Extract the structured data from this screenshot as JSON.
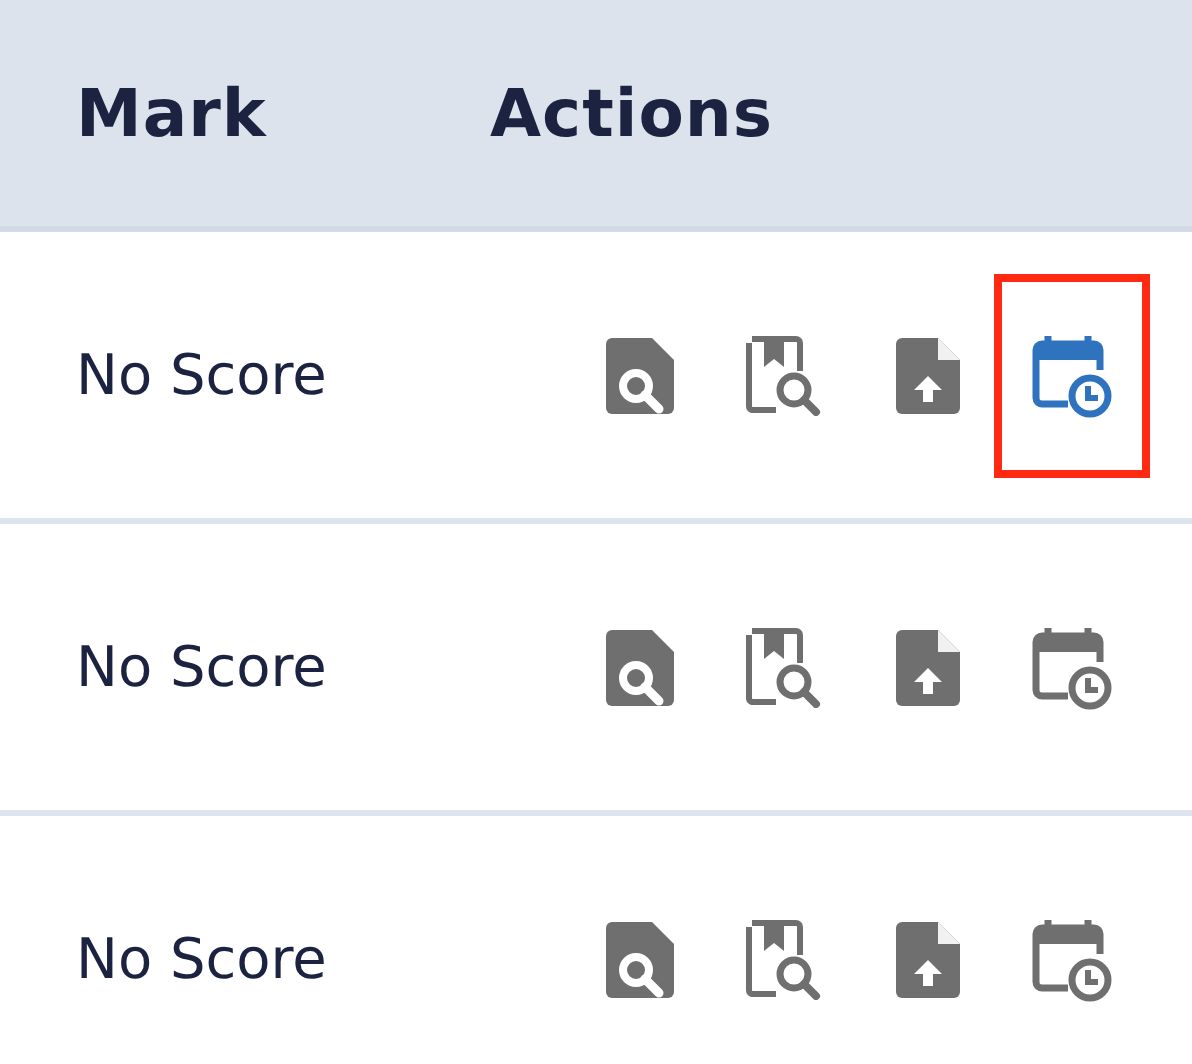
{
  "table": {
    "columns": [
      "Mark",
      "Actions"
    ],
    "rows": [
      {
        "mark": "No Score",
        "schedule_highlighted": true
      },
      {
        "mark": "No Score",
        "schedule_highlighted": false
      },
      {
        "mark": "No Score",
        "schedule_highlighted": false
      }
    ]
  }
}
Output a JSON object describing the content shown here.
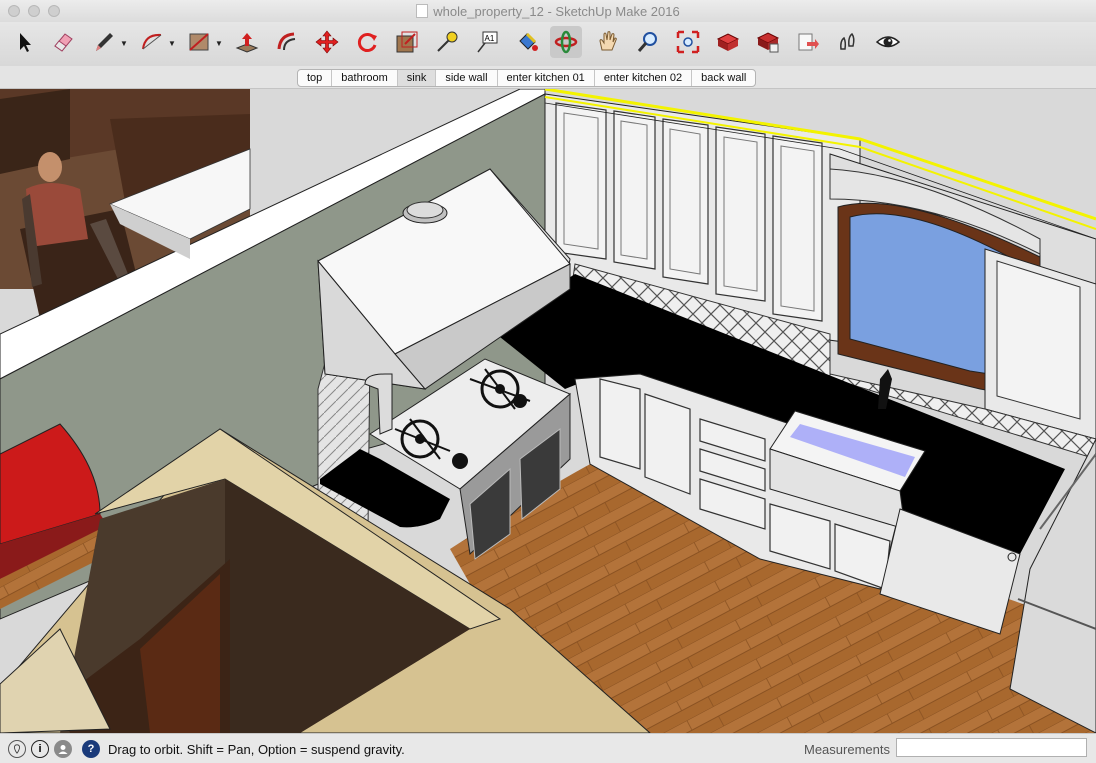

Given exercise: From the listing above, print every entry precisely and drop the pictures.

Correct response:
Extract the structured data from this screenshot as JSON.
{
  "table": {
    "columns": [
      "Mark",
      "Actions"
    ],
    "rows": [
      {
        "mark": "No Score",
        "schedule_highlighted": true
      },
      {
        "mark": "No Score",
        "schedule_highlighted": false
      },
      {
        "mark": "No Score",
        "schedule_highlighted": false
      }
    ]
  }
}
Output a JSON object describing the content shown here.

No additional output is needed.